#### Required task
Copy every line that mentions the word "آمنـوا".

#### Data provided
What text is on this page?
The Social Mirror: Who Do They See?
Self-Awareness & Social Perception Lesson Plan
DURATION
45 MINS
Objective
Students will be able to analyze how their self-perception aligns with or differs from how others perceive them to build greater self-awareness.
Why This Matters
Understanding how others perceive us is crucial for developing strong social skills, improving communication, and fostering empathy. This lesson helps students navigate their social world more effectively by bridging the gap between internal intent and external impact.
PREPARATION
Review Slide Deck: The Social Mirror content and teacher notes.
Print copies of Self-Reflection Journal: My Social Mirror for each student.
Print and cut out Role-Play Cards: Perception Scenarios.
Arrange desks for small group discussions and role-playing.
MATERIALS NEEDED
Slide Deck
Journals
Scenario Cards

--

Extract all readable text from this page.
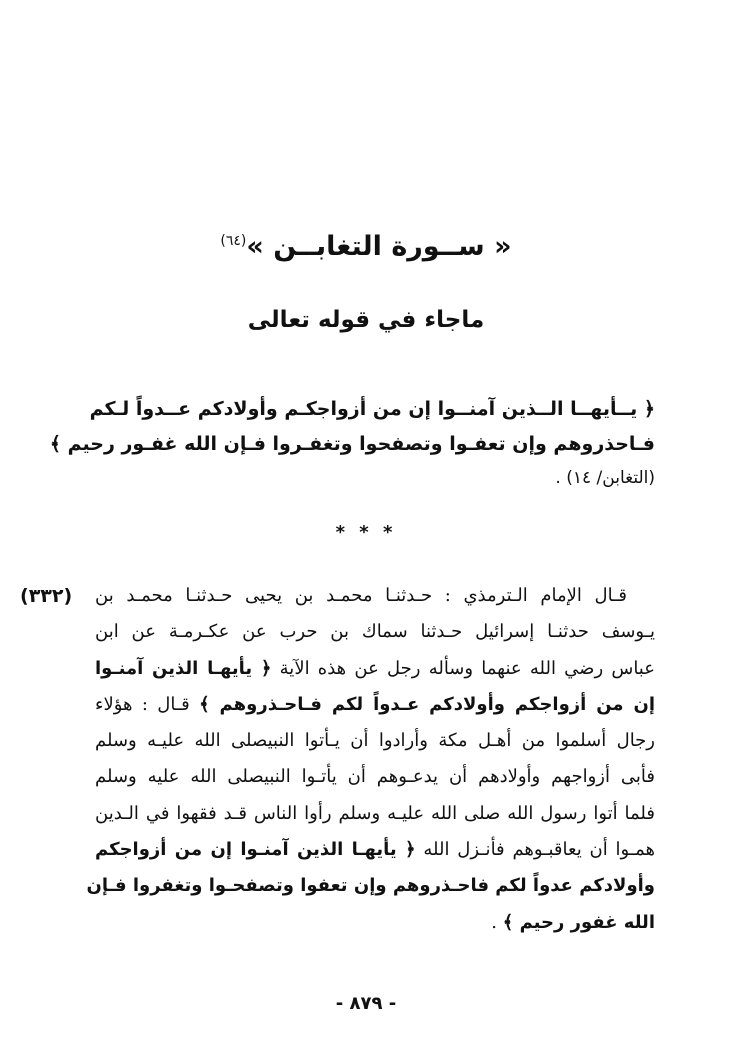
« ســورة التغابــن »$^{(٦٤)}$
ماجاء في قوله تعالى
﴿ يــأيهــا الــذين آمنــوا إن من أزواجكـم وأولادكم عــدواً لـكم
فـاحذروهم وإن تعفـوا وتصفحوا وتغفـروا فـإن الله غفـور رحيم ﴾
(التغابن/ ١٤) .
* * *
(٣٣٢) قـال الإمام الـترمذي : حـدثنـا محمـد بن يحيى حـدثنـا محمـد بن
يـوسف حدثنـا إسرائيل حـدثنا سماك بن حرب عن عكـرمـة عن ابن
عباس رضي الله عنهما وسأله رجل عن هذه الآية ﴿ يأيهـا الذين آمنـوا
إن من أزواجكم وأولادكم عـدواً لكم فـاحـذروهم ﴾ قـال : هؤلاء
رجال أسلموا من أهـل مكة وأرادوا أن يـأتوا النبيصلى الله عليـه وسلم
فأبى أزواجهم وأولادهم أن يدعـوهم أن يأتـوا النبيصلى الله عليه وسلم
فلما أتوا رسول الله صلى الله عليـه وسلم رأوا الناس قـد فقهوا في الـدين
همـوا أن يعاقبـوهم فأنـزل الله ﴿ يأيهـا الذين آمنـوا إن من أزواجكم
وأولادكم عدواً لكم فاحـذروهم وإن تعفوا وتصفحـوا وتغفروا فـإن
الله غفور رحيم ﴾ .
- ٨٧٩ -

--

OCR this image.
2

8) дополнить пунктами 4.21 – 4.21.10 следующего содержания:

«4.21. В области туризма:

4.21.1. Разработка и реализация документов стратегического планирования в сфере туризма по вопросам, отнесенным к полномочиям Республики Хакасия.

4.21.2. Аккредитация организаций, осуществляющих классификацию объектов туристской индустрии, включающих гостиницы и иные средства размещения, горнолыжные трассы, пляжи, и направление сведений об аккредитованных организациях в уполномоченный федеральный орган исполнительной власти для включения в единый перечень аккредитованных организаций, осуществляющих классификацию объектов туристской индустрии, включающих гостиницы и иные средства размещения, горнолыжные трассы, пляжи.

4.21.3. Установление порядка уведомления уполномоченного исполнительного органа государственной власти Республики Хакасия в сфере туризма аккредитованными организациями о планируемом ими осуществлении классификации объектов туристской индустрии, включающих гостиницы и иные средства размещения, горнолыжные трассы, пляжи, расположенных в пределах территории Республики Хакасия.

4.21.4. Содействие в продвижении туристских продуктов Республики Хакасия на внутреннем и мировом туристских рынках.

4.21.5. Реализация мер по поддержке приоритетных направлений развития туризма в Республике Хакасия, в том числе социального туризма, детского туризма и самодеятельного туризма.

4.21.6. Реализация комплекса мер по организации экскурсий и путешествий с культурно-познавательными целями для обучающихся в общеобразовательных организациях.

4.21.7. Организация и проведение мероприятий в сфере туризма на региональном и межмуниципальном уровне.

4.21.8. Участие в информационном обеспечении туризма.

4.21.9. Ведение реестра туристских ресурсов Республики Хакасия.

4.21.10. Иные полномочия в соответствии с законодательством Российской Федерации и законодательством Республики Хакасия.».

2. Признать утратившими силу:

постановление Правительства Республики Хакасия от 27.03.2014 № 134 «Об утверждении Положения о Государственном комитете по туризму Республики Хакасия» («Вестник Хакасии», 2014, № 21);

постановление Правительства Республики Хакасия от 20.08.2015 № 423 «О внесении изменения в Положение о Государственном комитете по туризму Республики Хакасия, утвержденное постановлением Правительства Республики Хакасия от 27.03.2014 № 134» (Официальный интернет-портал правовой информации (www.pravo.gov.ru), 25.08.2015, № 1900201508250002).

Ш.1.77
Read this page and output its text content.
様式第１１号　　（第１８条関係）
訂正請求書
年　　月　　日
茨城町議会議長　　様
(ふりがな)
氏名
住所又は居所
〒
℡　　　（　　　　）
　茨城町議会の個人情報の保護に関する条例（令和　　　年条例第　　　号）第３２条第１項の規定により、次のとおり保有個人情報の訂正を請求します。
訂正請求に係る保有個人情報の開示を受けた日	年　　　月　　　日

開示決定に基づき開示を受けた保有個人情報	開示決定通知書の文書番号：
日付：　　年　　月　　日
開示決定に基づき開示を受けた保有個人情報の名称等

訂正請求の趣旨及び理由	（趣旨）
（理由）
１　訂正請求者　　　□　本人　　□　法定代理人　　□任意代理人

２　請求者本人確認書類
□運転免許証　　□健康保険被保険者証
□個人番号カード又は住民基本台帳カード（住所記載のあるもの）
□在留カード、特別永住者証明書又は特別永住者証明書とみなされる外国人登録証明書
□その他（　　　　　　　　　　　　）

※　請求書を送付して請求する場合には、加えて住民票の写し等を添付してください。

#### Expected output
عباس رضي الله عنهما وسأله رجل عن هذه الآية ﴿ يأيهـا الذين آمنـوا
همـوا أن يعاقبـوهم فأنـزل الله ﴿ يأيهـا الذين آمنـوا إن من أزواجكم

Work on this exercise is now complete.